**Work to do:**
a) Reproduce the passage on children's morphological development between "Note: SD provided" and "for compound words.", inclusive.
b) Answer these questions using the passage on children's morphological development, one answer per line:
(i) Which morphological tagger was used to analyze the lemmas in childLex?
(ii) In adults, which words make up the majority of the lexicon?
(iii) Which category shows the most pronounced relative growth during lexical development?

Similarly, we examined the development of different morphological categories within our sample. To this end, all lemmas in childLex were analyzed using the morphological tagger SMOR (Schmid, Fitschen, & Heid, 2004). Here, we concentrate on two different variables: Morphemic complexity (mono-, bi- or multimorphemic, i.e. words that consisted of three or more morphemes) and morphological category (monomorphemic, derivation, composition, derivation & composition). Since our analyses are based on lemmas, inflection was not included in the morphological categorization. Figure 6 shows the development of words with different morphemic complexity with increasing lexicon size. Clearly, the number of lemmas in each category increases (Figure 6 A). However, the corresponding proportions (Figure 6 B) show that the percentage of monomorphemic lemmas consistently decreases while the percentage of bi- and multimorphemic lemmas increases with growing lexicon size. Thus, most of children’s lexicon growth is driven by the acquisition of morphologically complex words.

Development of morphological complexity with lexicon size in total numbers (A) and proportions (B).
The same trend can be seen in Table 6, which provides the average number of words in each complexity category separately for each grade level. While the number of bi- and multimorphemic lemmas is relative small in first-graders, it strongly increases during lexical development. In adults, bi- and multimorphemic words constitute the majority of words in the lexicon.
Means of numbers of words by morphemic complexity per grade.
Note: SD provided in parentheses.
To analyze further the development of morphological complex words, we classified the bi- and multimorphemic lemmas into different categories depending on whether they are formed by derivation, composition or a combination of both processes. Figure 7 shows the development of the different categories with increasing lexicon size. Although all categories generally increase during lexical development, the relative growth is most pronounced for compound words.

**Provided records:**
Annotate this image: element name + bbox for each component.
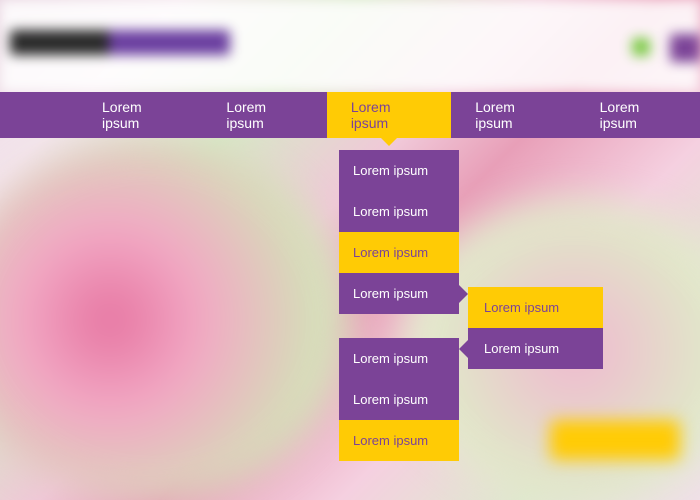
cta-button-blurred	[550, 420, 680, 460]
nav-item-3[interactable]: Lorem ipsum	[327, 92, 451, 138]
header-button	[670, 34, 700, 62]
dropdown-item[interactable]: Lorem ipsum	[339, 338, 459, 379]
nav-item-2[interactable]: Lorem ipsum	[202, 92, 326, 138]
dropdown-item[interactable]: Lorem ipsum	[339, 191, 459, 232]
dropdown-menu-1: Lorem ipsum Lorem ipsum Lorem ipsum Lore…	[339, 150, 459, 314]
dropdown-menu-2: Lorem ipsum Lorem ipsum Lorem ipsum	[339, 338, 459, 461]
dropdown-item-has-submenu[interactable]: Lorem ipsum	[339, 273, 459, 314]
flyout-item[interactable]: Lorem ipsum	[468, 328, 603, 369]
dropdown-item[interactable]: Lorem ipsum	[339, 379, 459, 420]
dropdown-item-hover[interactable]: Lorem ipsum	[339, 420, 459, 461]
dropdown-item-hover[interactable]: Lorem ipsum	[339, 232, 459, 273]
nav-item-5[interactable]: Lorem ipsum	[576, 92, 700, 138]
main-nav: Lorem ipsum Lorem ipsum Lorem ipsum Lore…	[0, 92, 700, 138]
nav-item-1[interactable]: Lorem ipsum	[78, 92, 202, 138]
cart-indicator	[632, 38, 650, 56]
flyout-menu: Lorem ipsum Lorem ipsum	[468, 287, 603, 369]
flyout-item-hover[interactable]: Lorem ipsum	[468, 287, 603, 328]
dropdown-item[interactable]: Lorem ipsum	[339, 150, 459, 191]
nav-item-4[interactable]: Lorem ipsum	[451, 92, 575, 138]
logo	[10, 30, 230, 55]
header-area	[0, 0, 700, 92]
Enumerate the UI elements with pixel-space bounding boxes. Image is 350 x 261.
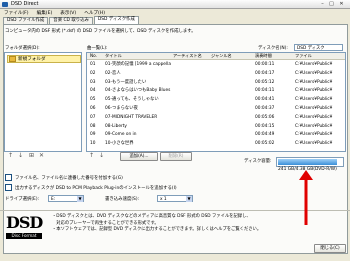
- arrow-head: [299, 170, 313, 180]
- app-window: DSD Direct – □ ✕ ファイル(F) 編集(E) 表示(V) ヘルプ…: [0, 0, 350, 261]
- red-arrow-annotation: [299, 170, 313, 225]
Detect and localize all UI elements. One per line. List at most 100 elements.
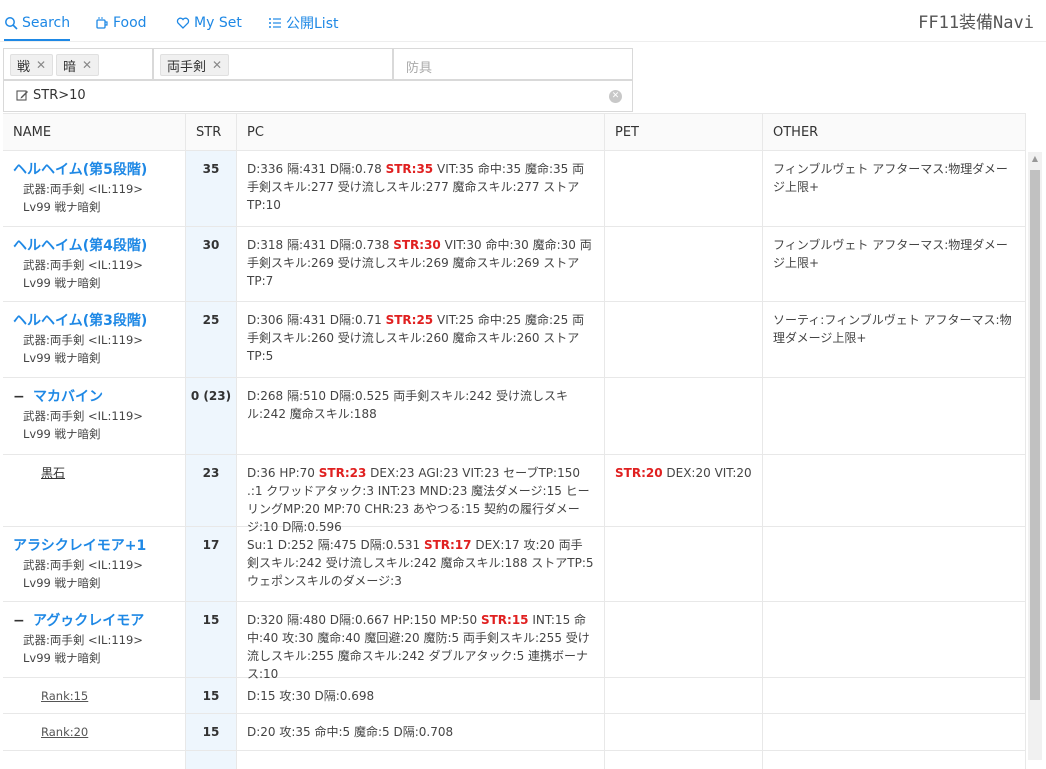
item-name-link[interactable]: ヘルヘイム(第4段階) — [13, 236, 175, 256]
item-name-link[interactable]: アグゥクレイモア — [33, 613, 144, 629]
pc-stats-text: D:320 隔:480 D隔:0.667 HP:150 MP:50 — [247, 613, 481, 627]
query-content: STR>10 — [16, 88, 86, 103]
table-row[interactable] — [3, 751, 1026, 769]
close-icon[interactable]: ✕ — [82, 58, 92, 72]
rank-link[interactable]: Rank:20 — [13, 723, 175, 741]
item-name-link[interactable]: アラシクレイモア+1 — [13, 536, 175, 556]
job-filter[interactable]: 戦 ✕ 暗 ✕ — [3, 48, 153, 80]
col-header-pc[interactable]: PC — [237, 114, 605, 150]
item-type: 武器:両手剣 <IL:119> — [23, 409, 143, 423]
close-icon[interactable]: ✕ — [212, 58, 222, 72]
tab-myset[interactable]: My Set — [176, 13, 242, 33]
job-chip-label: 暗 — [63, 59, 77, 75]
other-stats: フィンブルヴェト アフターマス:物理ダメージ上限+ — [763, 227, 1026, 301]
str-value: 15 — [186, 678, 237, 713]
query-input[interactable]: STR>10 ✕ — [3, 80, 633, 112]
item-jobs: Lv99 戦ナ暗剣 — [23, 651, 101, 665]
tab-public-list[interactable]: 公開List — [268, 13, 338, 33]
str-value: 25 — [186, 302, 237, 377]
tab-food-label: Food — [113, 15, 147, 31]
col-header-name[interactable]: NAME — [3, 114, 186, 150]
table-row-child[interactable]: 黒石 23 D:36 HP:70 STR:23 DEX:23 AGI:23 VI… — [3, 455, 1026, 534]
other-stats: フィンブルヴェト アフターマス:物理ダメージ上限+ — [763, 151, 1026, 226]
item-name-link[interactable]: ヘルヘイム(第3段階) — [13, 311, 175, 331]
pc-stats-text: Su:1 D:252 隔:475 D隔:0.531 — [247, 538, 424, 552]
pet-str-highlight: STR:20 — [615, 466, 663, 480]
pc-stats-text: D:268 隔:510 D隔:0.525 両手剣スキル:242 受け流しスキル:… — [247, 389, 568, 421]
table-row[interactable]: ヘルヘイム(第5段階) 武器:両手剣 <IL:119> Lv99 戦ナ暗剣 35… — [3, 151, 1026, 227]
item-jobs: Lv99 戦ナ暗剣 — [23, 576, 101, 590]
table-row[interactable]: アラシクレイモア+1 武器:両手剣 <IL:119> Lv99 戦ナ暗剣 17 … — [3, 527, 1026, 602]
pet-stats — [605, 151, 763, 226]
tab-public-list-label: 公開List — [286, 16, 339, 32]
name-cell — [3, 751, 186, 769]
table-row[interactable]: ヘルヘイム(第3段階) 武器:両手剣 <IL:119> Lv99 戦ナ暗剣 25… — [3, 302, 1026, 378]
other-stats — [763, 378, 1026, 454]
name-cell: 黒石 — [3, 455, 186, 526]
col-header-str[interactable]: STR — [186, 114, 237, 150]
pc-str-highlight: STR:30 — [393, 238, 441, 252]
scrollbar-thumb[interactable] — [1030, 170, 1040, 700]
collapse-icon[interactable]: − — [13, 611, 25, 631]
item-name-row: − アグゥクレイモア — [13, 611, 175, 631]
item-name-link[interactable]: マカバイン — [33, 389, 103, 405]
table-row[interactable]: − アグゥクレイモア 武器:両手剣 <IL:119> Lv99 戦ナ暗剣 15 D… — [3, 602, 1026, 681]
top-navbar: Search Food My Set 公開List FF11装備Navi — [0, 0, 1046, 42]
weapon-type-filter[interactable]: 両手剣 ✕ — [153, 48, 393, 80]
tab-myset-label: My Set — [194, 15, 242, 31]
collapse-icon[interactable]: − — [13, 387, 25, 407]
clear-icon[interactable]: ✕ — [609, 90, 622, 103]
job-chip-label: 戦 — [17, 59, 31, 75]
name-cell: ヘルヘイム(第5段階) 武器:両手剣 <IL:119> Lv99 戦ナ暗剣 — [3, 151, 186, 226]
item-type: 武器:両手剣 <IL:119> — [23, 633, 143, 647]
table-scrollbar[interactable]: ▲ — [1028, 152, 1042, 760]
rank-link[interactable]: Rank:15 — [13, 687, 175, 705]
cup-icon — [96, 17, 108, 29]
search-icon — [5, 17, 18, 30]
table-row[interactable]: − マカバイン 武器:両手剣 <IL:119> Lv99 戦ナ暗剣 0 (23) … — [3, 378, 1026, 455]
col-header-other[interactable]: OTHER — [763, 114, 1026, 150]
pet-stats — [605, 714, 763, 750]
tab-search-label: Search — [22, 15, 71, 31]
tab-search[interactable]: Search — [4, 13, 71, 41]
job-chip[interactable]: 戦 ✕ — [10, 54, 54, 76]
pc-stats: D:320 隔:480 D隔:0.667 HP:150 MP:50 STR:15… — [237, 602, 605, 681]
weapon-chip[interactable]: 両手剣 ✕ — [160, 54, 230, 76]
armor-placeholder: 防具 — [406, 61, 433, 76]
table-row-child[interactable]: Rank:15 15 D:15 攻:30 D隔:0.698 — [3, 678, 1026, 714]
pc-stats — [237, 751, 605, 769]
other-stats — [763, 751, 1026, 769]
item-name-row: − マカバイン — [13, 387, 175, 407]
item-jobs: Lv99 戦ナ暗剣 — [23, 276, 101, 290]
col-header-pet[interactable]: PET — [605, 114, 763, 150]
tab-food[interactable]: Food — [95, 13, 147, 33]
edit-icon — [16, 90, 28, 101]
armor-filter[interactable]: 防具 — [393, 48, 633, 80]
pc-stats: Su:1 D:252 隔:475 D隔:0.531 STR:17 DEX:17 … — [237, 527, 605, 601]
pc-stats-text: D:36 HP:70 — [247, 466, 319, 480]
table-row[interactable]: ヘルヘイム(第4段階) 武器:両手剣 <IL:119> Lv99 戦ナ暗剣 30… — [3, 227, 1026, 302]
scroll-up-icon[interactable]: ▲ — [1028, 152, 1042, 166]
pet-stats-text: DEX:20 VIT:20 — [662, 466, 752, 480]
name-cell: − アグゥクレイモア 武器:両手剣 <IL:119> Lv99 戦ナ暗剣 — [3, 602, 186, 677]
item-jobs: Lv99 戦ナ暗剣 — [23, 200, 101, 214]
other-stats — [763, 678, 1026, 713]
pet-stats — [605, 227, 763, 301]
close-icon[interactable]: ✕ — [36, 58, 46, 72]
table-row-child[interactable]: Rank:20 15 D:20 攻:35 命中:5 魔命:5 D隔:0.708 — [3, 714, 1026, 751]
pc-str-highlight: STR:23 — [318, 466, 367, 480]
str-value — [186, 751, 237, 769]
pc-stats: D:20 攻:35 命中:5 魔命:5 D隔:0.708 — [237, 714, 605, 750]
pc-stats: D:15 攻:30 D隔:0.698 — [237, 678, 605, 713]
pc-stats: D:336 隔:431 D隔:0.78 STR:35 VIT:35 命中:35 … — [237, 151, 605, 226]
child-item-link[interactable]: 黒石 — [13, 464, 175, 482]
str-value: 15 — [186, 602, 237, 677]
item-name-link[interactable]: ヘルヘイム(第5段階) — [13, 160, 175, 180]
weapon-chip-label: 両手剣 — [167, 59, 207, 75]
pc-str-highlight: STR:35 — [385, 162, 434, 176]
pet-stats — [605, 602, 763, 677]
heart-icon — [176, 17, 190, 29]
pet-stats — [605, 527, 763, 601]
job-chip[interactable]: 暗 ✕ — [56, 54, 100, 76]
str-value: 0 (23) — [186, 378, 237, 454]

**Outputs in order:**
a)
Note: SD provided in parentheses.
To analyze further the development of morphological complex words, we classified the bi- and multimorphemic lemmas into different categories depending on whether they are formed by derivation, composition or a combination of both processes. Figure 7 shows the development of the different categories with increasing lexicon size. Although all categories generally increase during lexical development, the relative growth is most pronounced for compound words.

b)
(i) SMOR
(ii) Bi- and multimorphemic words
(iii) Compound words